(Lines of data)
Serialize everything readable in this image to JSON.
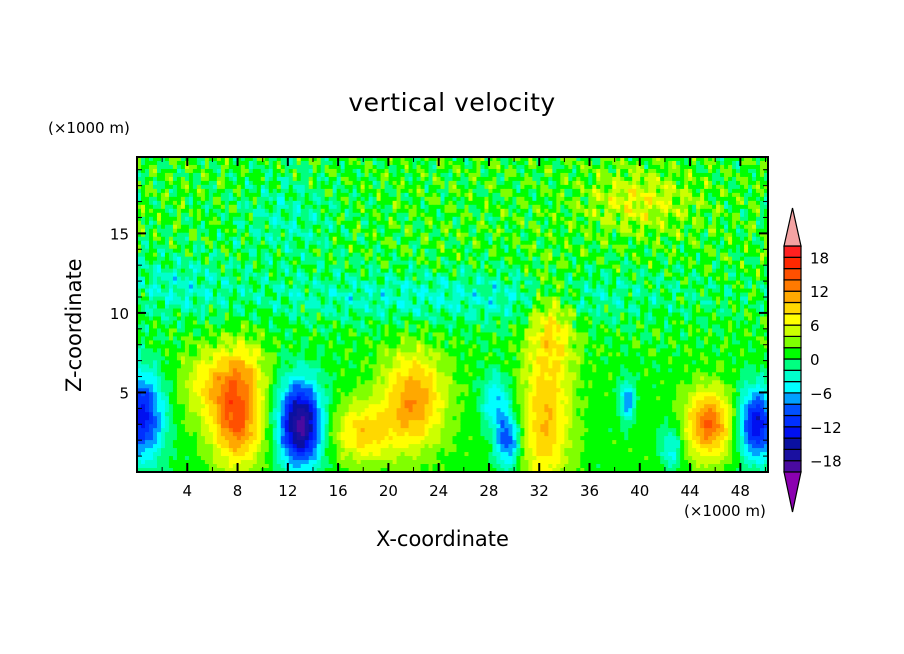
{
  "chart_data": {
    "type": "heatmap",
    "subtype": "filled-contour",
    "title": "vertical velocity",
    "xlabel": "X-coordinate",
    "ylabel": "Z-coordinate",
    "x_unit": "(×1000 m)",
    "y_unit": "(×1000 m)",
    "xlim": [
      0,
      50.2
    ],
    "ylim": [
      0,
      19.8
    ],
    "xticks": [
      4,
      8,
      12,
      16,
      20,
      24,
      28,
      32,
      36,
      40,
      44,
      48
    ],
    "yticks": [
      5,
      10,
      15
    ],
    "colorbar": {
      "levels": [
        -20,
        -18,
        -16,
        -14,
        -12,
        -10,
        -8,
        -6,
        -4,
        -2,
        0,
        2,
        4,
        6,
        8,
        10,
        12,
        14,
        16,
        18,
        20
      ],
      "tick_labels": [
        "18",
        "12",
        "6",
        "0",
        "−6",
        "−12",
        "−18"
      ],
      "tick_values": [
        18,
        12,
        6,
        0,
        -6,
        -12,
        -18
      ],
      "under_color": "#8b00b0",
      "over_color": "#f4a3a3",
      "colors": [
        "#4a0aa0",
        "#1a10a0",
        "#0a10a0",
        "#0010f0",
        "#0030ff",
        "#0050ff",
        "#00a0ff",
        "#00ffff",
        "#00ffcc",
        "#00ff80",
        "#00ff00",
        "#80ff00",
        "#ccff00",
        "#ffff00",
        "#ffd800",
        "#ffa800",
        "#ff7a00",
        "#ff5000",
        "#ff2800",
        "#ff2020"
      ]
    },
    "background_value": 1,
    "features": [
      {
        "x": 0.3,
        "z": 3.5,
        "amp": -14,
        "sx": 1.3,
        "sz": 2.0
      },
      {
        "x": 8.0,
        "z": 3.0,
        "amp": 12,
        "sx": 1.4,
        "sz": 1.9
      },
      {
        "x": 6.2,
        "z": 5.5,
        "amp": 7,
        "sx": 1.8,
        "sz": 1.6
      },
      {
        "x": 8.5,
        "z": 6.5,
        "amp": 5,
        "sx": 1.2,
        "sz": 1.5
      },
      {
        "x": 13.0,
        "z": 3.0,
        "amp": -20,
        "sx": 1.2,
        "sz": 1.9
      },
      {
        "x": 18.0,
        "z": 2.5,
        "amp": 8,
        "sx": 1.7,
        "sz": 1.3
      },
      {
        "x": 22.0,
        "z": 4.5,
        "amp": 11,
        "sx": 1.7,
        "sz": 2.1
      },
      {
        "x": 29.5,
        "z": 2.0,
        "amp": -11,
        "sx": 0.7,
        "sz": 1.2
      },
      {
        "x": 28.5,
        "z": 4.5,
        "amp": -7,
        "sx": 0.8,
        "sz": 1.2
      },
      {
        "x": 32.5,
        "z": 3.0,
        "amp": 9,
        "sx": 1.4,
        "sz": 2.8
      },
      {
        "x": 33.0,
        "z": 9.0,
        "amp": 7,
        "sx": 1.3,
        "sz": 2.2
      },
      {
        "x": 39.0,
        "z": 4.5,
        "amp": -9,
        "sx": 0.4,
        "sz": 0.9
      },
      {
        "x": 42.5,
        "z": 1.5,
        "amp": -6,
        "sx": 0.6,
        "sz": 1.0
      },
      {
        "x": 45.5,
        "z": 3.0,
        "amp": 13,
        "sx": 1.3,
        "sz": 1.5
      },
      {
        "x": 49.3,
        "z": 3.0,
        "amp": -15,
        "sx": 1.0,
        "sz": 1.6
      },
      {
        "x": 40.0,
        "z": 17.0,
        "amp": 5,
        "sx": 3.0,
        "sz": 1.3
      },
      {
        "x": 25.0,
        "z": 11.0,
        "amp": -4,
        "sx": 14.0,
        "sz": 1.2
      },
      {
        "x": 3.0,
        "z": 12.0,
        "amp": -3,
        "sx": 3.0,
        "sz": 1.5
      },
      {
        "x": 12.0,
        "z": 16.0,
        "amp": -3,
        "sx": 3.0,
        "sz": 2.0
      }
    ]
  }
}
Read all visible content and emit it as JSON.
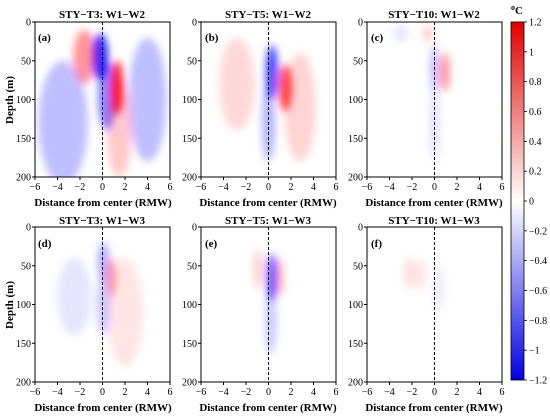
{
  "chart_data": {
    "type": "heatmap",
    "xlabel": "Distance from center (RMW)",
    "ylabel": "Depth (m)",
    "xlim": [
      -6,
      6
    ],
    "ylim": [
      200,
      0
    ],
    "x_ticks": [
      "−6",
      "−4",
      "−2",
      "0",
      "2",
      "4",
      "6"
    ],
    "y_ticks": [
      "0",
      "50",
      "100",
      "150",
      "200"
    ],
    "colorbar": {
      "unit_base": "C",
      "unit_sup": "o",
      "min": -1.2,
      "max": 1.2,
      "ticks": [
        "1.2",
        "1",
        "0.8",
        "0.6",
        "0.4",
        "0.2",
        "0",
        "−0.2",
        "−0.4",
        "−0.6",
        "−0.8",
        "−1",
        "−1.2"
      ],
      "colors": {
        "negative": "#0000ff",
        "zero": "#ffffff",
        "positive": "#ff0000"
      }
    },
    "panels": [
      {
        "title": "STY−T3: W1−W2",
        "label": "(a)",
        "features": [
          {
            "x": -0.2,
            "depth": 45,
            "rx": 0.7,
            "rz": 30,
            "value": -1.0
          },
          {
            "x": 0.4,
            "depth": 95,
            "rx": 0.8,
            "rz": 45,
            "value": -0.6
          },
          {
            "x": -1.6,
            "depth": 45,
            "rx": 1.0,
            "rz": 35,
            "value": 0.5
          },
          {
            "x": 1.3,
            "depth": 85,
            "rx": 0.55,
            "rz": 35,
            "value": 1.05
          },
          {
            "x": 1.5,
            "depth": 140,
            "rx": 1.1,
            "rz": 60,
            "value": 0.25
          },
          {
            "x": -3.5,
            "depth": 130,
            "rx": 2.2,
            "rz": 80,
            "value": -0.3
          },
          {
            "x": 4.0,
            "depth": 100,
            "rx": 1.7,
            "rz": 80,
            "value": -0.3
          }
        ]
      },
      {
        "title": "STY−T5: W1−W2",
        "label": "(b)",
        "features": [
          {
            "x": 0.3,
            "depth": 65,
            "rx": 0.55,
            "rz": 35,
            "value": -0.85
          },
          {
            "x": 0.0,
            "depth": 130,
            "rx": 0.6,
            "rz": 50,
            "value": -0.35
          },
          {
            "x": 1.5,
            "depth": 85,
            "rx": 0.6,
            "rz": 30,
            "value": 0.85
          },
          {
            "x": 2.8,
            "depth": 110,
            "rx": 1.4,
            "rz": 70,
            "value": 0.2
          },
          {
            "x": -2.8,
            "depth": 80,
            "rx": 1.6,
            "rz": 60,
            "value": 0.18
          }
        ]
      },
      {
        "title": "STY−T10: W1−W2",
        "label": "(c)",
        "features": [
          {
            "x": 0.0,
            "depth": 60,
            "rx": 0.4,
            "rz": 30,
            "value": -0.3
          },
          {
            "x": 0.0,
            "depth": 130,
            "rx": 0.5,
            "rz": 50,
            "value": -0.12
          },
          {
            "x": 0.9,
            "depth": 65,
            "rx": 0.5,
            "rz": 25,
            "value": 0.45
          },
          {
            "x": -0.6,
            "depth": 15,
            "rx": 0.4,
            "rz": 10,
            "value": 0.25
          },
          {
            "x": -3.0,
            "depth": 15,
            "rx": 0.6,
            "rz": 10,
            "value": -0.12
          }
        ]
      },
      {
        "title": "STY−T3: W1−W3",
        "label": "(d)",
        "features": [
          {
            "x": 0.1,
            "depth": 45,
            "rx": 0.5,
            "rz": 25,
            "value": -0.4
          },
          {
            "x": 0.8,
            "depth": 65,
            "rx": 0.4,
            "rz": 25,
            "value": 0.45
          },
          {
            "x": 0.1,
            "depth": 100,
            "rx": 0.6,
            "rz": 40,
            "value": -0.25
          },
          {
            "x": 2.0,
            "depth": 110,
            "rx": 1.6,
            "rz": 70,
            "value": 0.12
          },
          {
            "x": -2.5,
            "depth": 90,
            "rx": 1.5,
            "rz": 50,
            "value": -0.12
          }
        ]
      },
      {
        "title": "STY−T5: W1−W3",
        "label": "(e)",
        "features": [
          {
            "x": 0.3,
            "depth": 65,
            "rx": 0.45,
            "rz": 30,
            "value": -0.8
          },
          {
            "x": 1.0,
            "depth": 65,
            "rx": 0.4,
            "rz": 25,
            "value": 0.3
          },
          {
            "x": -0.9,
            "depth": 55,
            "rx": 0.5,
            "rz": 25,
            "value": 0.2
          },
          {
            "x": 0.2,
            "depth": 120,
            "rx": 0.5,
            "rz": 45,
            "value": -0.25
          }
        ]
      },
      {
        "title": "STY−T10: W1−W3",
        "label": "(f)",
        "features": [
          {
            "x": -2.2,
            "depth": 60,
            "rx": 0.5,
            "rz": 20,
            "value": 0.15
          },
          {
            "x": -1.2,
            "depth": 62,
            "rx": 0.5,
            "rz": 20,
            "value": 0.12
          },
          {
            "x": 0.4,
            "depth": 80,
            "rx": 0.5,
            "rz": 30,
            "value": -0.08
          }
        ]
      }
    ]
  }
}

#### Stated goal:
Work out how many lines of the data hold the string "coordinate". Reply with that number alone.

#### Full response:
2